[Problem to solve] Look for the word "true" in the entries below, then copy every line that has it.

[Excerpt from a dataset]
┌────────

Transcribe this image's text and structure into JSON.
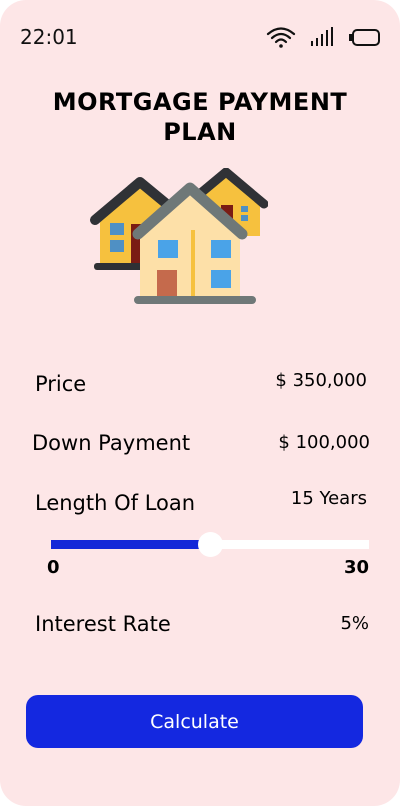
{
  "status_bar": {
    "time": "22:01"
  },
  "title": "MORTGAGE PAYMENT PLAN",
  "fields": {
    "price": {
      "label": "Price",
      "value": "$ 350,000"
    },
    "down_payment": {
      "label": "Down Payment",
      "value": "$ 100,000"
    },
    "loan_length": {
      "label": "Length Of Loan",
      "value": "15 Years"
    },
    "interest_rate": {
      "label": "Interest Rate",
      "value": "5%"
    }
  },
  "slider": {
    "min_label": "0",
    "max_label": "30",
    "min": 0,
    "max": 30,
    "value": 15
  },
  "button": {
    "label": "Calculate"
  },
  "colors": {
    "background": "#fde6e7",
    "accent": "#1428e0",
    "slider_fill": "#1428d8"
  },
  "icons": [
    "wifi-icon",
    "signal-icon",
    "battery-icon",
    "houses-illustration"
  ]
}
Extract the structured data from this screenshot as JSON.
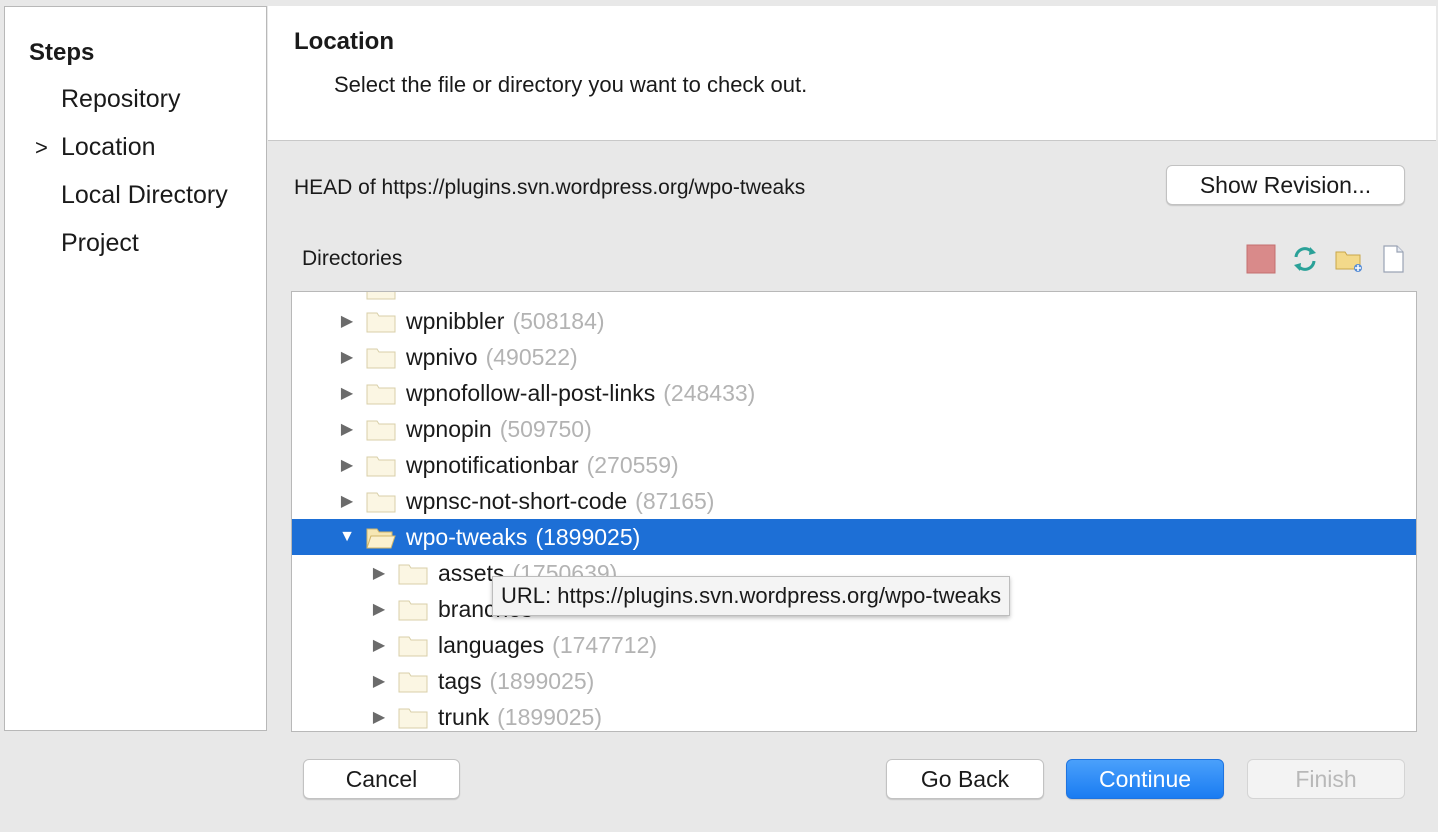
{
  "steps": {
    "title": "Steps",
    "items": [
      {
        "label": "Repository"
      },
      {
        "label": "Location",
        "current": true
      },
      {
        "label": "Local Directory"
      },
      {
        "label": "Project"
      }
    ],
    "current_marker": ">"
  },
  "header": {
    "title": "Location",
    "description": "Select the file or directory you want to check out."
  },
  "head_label": "HEAD of https://plugins.svn.wordpress.org/wpo-tweaks",
  "show_revision_label": "Show Revision...",
  "directories_label": "Directories",
  "toolbar_icons": [
    "stop-icon",
    "refresh-icon",
    "new-folder-icon",
    "new-file-icon"
  ],
  "tree": {
    "rows": [
      {
        "name": "wpnibbler",
        "rev": "(508184)",
        "depth": 0,
        "expanded": false
      },
      {
        "name": "wpnivo",
        "rev": "(490522)",
        "depth": 0,
        "expanded": false
      },
      {
        "name": "wpnofollow-all-post-links",
        "rev": "(248433)",
        "depth": 0,
        "expanded": false
      },
      {
        "name": "wpnopin",
        "rev": "(509750)",
        "depth": 0,
        "expanded": false
      },
      {
        "name": "wpnotificationbar",
        "rev": "(270559)",
        "depth": 0,
        "expanded": false
      },
      {
        "name": "wpnsc-not-short-code",
        "rev": "(87165)",
        "depth": 0,
        "expanded": false
      },
      {
        "name": "wpo-tweaks",
        "rev": "(1899025)",
        "depth": 0,
        "expanded": true,
        "selected": true
      },
      {
        "name": "assets",
        "rev": "(1750639)",
        "depth": 1,
        "expanded": false
      },
      {
        "name": "branches",
        "rev": "",
        "depth": 1,
        "expanded": false
      },
      {
        "name": "languages",
        "rev": "(1747712)",
        "depth": 1,
        "expanded": false
      },
      {
        "name": "tags",
        "rev": "(1899025)",
        "depth": 1,
        "expanded": false
      },
      {
        "name": "trunk",
        "rev": "(1899025)",
        "depth": 1,
        "expanded": false
      }
    ]
  },
  "tooltip": "URL: https://plugins.svn.wordpress.org/wpo-tweaks",
  "buttons": {
    "cancel": "Cancel",
    "go_back": "Go Back",
    "continue": "Continue",
    "finish": "Finish"
  },
  "colors": {
    "selection": "#1d6fd6",
    "primary_button": "#1a7cf2",
    "revision_text": "#b3b3b3"
  }
}
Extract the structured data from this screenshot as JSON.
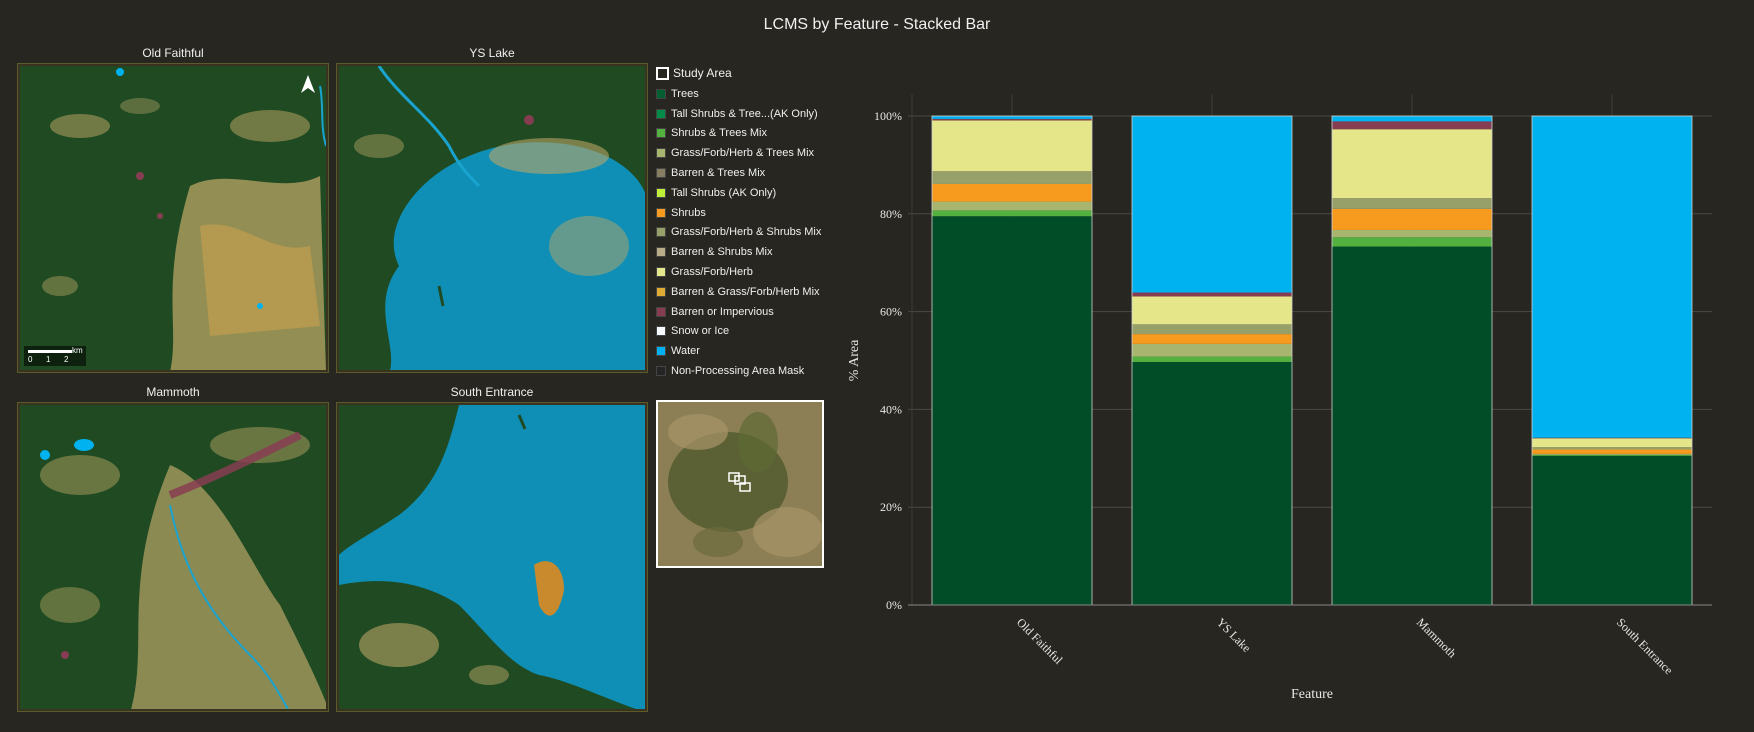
{
  "page": {
    "title": "LCMS by Feature - Stacked Bar"
  },
  "maps": [
    {
      "title": "Old Faithful"
    },
    {
      "title": "YS Lake"
    },
    {
      "title": "Mammoth"
    },
    {
      "title": "South Entrance"
    }
  ],
  "scalebar": {
    "unit": "km",
    "ticks": [
      "0",
      "1",
      "2"
    ]
  },
  "legend": {
    "header": "Study Area",
    "items": [
      {
        "label": "Trees",
        "color": "#005e30"
      },
      {
        "label": "Tall Shrubs & Tree...(AK Only)",
        "color": "#008b46"
      },
      {
        "label": "Shrubs & Trees Mix",
        "color": "#54b140"
      },
      {
        "label": "Grass/Forb/Herb & Trees Mix",
        "color": "#a7b56e"
      },
      {
        "label": "Barren & Trees Mix",
        "color": "#857e60"
      },
      {
        "label": "Tall Shrubs (AK Only)",
        "color": "#c0f03a"
      },
      {
        "label": "Shrubs",
        "color": "#f79b1f"
      },
      {
        "label": "Grass/Forb/Herb & Shrubs Mix",
        "color": "#98a06a"
      },
      {
        "label": "Barren & Shrubs Mix",
        "color": "#b8ad88"
      },
      {
        "label": "Grass/Forb/Herb",
        "color": "#e5e58a"
      },
      {
        "label": "Barren & Grass/Forb/Herb Mix",
        "color": "#dfac33"
      },
      {
        "label": "Barren or Impervious",
        "color": "#873d51"
      },
      {
        "label": "Snow or Ice",
        "color": "#f6faff"
      },
      {
        "label": "Water",
        "color": "#00b3f0"
      },
      {
        "label": "Non-Processing Area Mask",
        "color": "#252525"
      }
    ]
  },
  "chart_data": {
    "type": "bar",
    "stacked": true,
    "title": "",
    "xlabel": "Feature",
    "ylabel": "% Area",
    "ylim": [
      0,
      100
    ],
    "yticks": [
      "0%",
      "20%",
      "40%",
      "60%",
      "80%",
      "100%"
    ],
    "categories": [
      "Old Faithful",
      "YS Lake",
      "Mammoth",
      "South Entrance"
    ],
    "grid": true,
    "series": [
      {
        "color": "#004d28",
        "values": [
          79.5,
          49.7,
          73.3,
          30.5
        ]
      },
      {
        "color": "#54b140",
        "values": [
          1.2,
          1.1,
          1.9,
          0.2
        ]
      },
      {
        "color": "#a7b56e",
        "values": [
          1.8,
          2.6,
          1.5,
          0.2
        ]
      },
      {
        "color": "#f79b1f",
        "values": [
          3.6,
          2.0,
          4.3,
          0.9
        ]
      },
      {
        "color": "#98a06a",
        "values": [
          2.6,
          2.0,
          2.2,
          0.5
        ]
      },
      {
        "color": "#e5e58a",
        "values": [
          10.4,
          5.7,
          14.1,
          1.8
        ]
      },
      {
        "color": "#873d51",
        "values": [
          0.3,
          0.8,
          1.6,
          0.1
        ]
      },
      {
        "color": "#00b3f0",
        "values": [
          0.6,
          36.1,
          1.1,
          65.8
        ]
      }
    ]
  }
}
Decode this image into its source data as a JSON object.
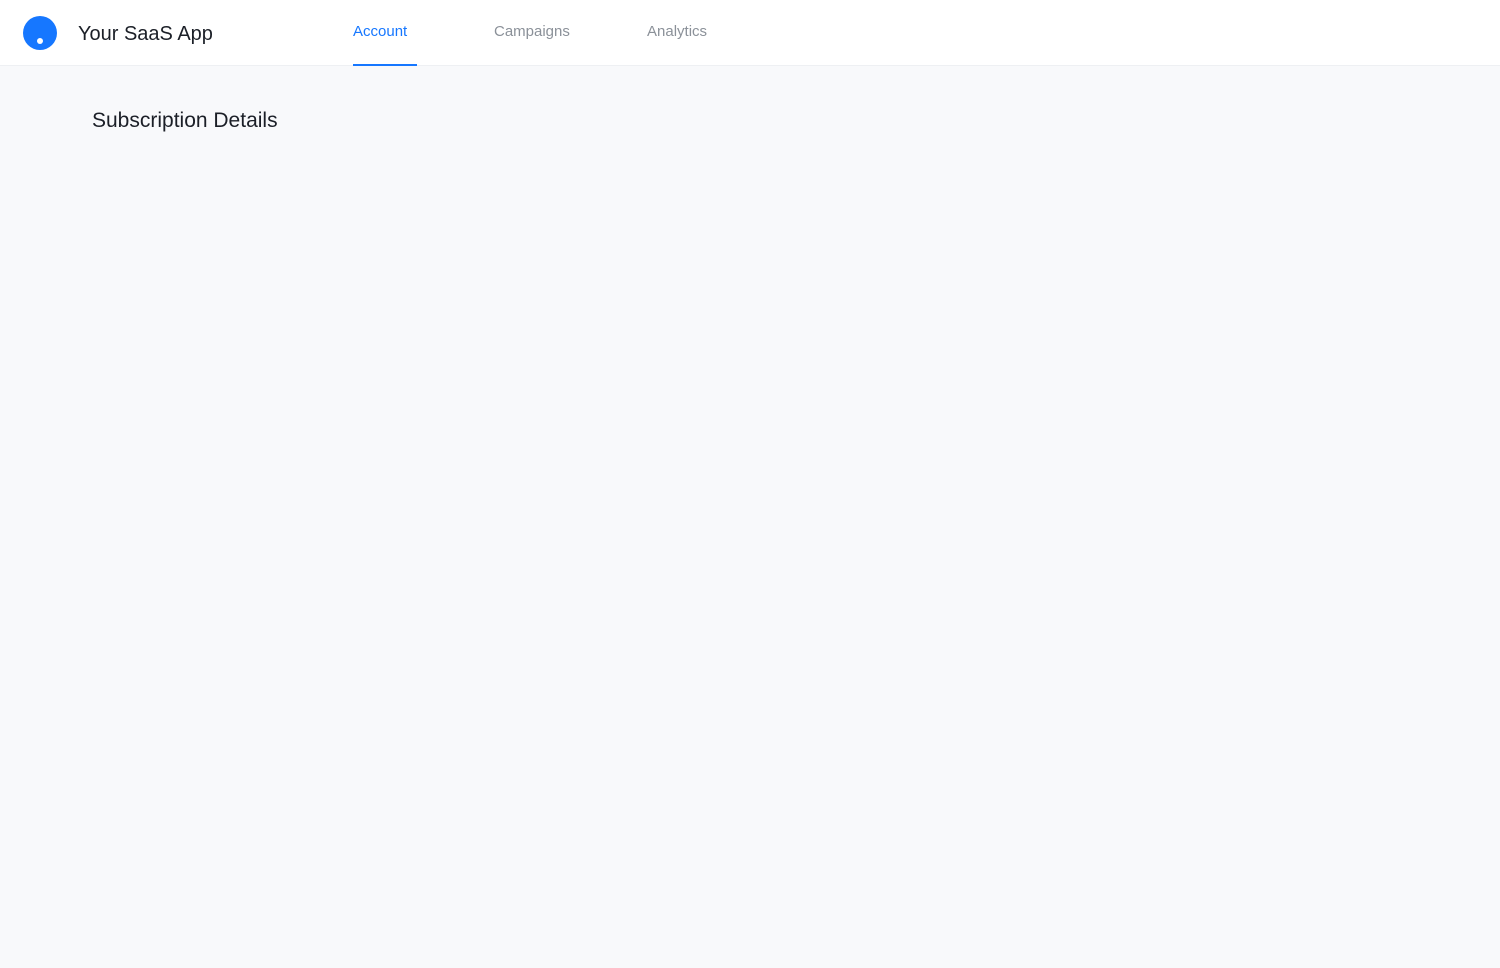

└────────

[Full output]
        "current": true
        "expanded": true,
        "selected": true
    "stacked": true,
    "grid": true,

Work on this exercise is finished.